— Begin Data section —

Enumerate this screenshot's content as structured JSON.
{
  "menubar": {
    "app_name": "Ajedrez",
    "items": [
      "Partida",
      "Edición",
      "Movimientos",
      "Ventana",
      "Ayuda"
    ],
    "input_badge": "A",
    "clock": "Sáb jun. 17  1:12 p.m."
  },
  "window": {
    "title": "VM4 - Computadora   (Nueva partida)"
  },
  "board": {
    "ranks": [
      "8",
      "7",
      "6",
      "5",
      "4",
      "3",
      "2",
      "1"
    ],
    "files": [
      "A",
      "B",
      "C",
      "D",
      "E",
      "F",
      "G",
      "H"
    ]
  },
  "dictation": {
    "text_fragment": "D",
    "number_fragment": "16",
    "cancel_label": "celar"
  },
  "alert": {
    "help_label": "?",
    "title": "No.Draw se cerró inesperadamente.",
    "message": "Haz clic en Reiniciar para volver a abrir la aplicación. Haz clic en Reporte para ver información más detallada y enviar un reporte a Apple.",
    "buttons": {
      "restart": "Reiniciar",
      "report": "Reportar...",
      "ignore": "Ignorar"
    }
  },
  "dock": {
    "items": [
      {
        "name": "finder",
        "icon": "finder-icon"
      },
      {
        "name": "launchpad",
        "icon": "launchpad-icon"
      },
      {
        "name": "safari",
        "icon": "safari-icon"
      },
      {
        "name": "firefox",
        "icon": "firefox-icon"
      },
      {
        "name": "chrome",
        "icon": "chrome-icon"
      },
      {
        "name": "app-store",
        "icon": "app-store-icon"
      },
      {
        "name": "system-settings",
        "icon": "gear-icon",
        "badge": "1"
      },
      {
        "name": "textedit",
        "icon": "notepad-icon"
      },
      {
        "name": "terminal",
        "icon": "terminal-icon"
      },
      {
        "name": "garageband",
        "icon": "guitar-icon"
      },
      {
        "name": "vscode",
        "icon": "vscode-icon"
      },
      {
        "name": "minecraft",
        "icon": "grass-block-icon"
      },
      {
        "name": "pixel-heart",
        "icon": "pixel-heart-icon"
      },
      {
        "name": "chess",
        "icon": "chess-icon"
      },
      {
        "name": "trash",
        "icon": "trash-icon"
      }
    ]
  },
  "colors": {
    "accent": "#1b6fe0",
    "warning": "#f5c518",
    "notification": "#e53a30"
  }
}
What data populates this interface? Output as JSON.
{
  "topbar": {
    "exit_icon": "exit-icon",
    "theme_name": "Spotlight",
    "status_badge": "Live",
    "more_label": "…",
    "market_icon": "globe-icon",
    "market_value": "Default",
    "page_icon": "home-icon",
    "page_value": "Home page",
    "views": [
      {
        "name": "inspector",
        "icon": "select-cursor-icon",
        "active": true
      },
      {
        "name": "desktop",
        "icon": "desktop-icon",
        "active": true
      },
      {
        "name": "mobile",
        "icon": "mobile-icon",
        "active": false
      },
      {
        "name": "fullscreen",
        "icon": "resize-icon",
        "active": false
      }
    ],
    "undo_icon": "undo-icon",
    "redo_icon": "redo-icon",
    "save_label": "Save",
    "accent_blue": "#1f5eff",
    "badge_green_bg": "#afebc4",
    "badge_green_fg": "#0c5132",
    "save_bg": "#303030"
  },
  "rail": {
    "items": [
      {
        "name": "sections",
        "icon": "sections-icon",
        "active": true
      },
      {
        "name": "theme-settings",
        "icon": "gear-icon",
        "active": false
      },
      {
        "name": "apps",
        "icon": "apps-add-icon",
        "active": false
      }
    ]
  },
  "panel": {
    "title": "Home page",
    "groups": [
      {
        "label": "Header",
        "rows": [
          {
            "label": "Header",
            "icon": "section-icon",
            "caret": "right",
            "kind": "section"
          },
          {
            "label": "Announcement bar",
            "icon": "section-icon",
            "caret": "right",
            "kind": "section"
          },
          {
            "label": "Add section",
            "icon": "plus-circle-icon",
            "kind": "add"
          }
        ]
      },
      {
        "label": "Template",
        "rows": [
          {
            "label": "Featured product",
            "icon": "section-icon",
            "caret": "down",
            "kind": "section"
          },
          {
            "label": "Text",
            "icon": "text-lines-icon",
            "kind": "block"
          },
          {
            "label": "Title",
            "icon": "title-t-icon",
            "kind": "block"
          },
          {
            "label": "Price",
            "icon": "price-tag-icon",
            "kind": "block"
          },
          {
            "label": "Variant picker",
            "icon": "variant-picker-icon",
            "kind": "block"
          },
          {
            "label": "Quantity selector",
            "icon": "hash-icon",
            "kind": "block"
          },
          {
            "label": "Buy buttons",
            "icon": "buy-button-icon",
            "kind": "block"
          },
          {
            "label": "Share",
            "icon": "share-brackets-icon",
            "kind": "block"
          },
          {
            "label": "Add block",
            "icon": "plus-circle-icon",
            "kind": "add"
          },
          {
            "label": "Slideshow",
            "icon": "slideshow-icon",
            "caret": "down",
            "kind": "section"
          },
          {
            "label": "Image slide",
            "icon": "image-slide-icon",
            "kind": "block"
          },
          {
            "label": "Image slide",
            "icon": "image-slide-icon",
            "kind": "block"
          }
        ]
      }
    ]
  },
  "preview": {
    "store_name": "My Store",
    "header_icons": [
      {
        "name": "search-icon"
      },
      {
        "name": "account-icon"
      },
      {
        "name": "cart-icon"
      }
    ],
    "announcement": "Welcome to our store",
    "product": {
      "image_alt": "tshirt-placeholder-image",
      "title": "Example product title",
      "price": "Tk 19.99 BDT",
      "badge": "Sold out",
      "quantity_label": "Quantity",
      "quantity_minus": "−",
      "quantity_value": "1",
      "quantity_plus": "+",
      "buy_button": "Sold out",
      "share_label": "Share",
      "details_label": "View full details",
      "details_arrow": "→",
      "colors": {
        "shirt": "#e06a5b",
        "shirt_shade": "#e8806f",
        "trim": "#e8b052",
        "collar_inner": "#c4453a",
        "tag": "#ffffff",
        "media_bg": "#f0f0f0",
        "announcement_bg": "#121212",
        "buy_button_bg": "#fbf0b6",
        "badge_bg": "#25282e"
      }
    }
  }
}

— End Data section —

Your objective.
Copy each line of the records above that carries the word "picker".

Expected output.
            "label": "Variant picker",
            "icon": "variant-picker-icon",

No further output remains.